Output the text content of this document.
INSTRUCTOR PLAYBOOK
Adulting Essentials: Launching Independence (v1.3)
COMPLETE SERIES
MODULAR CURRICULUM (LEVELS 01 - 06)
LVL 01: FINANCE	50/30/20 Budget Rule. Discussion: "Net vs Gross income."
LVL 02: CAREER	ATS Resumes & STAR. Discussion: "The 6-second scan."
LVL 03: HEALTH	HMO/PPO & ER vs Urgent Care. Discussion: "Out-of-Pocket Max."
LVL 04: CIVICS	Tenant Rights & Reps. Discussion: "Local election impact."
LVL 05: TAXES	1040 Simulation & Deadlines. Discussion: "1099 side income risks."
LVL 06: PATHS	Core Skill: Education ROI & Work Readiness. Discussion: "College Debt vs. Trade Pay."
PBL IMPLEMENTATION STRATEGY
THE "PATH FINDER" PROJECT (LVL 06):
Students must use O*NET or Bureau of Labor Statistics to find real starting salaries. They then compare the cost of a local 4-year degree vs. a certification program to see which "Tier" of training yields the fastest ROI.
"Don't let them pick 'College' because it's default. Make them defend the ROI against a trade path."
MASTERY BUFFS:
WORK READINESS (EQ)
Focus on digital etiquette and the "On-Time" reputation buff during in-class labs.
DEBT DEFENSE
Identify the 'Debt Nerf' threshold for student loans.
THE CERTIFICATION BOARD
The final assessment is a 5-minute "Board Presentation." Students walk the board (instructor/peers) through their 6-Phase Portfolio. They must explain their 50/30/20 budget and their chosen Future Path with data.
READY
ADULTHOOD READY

● ● ● ●

**Aim of the exercise**
Give the number of lines in the listing above that hold the string "income", with nothing else.

**Solution below**
2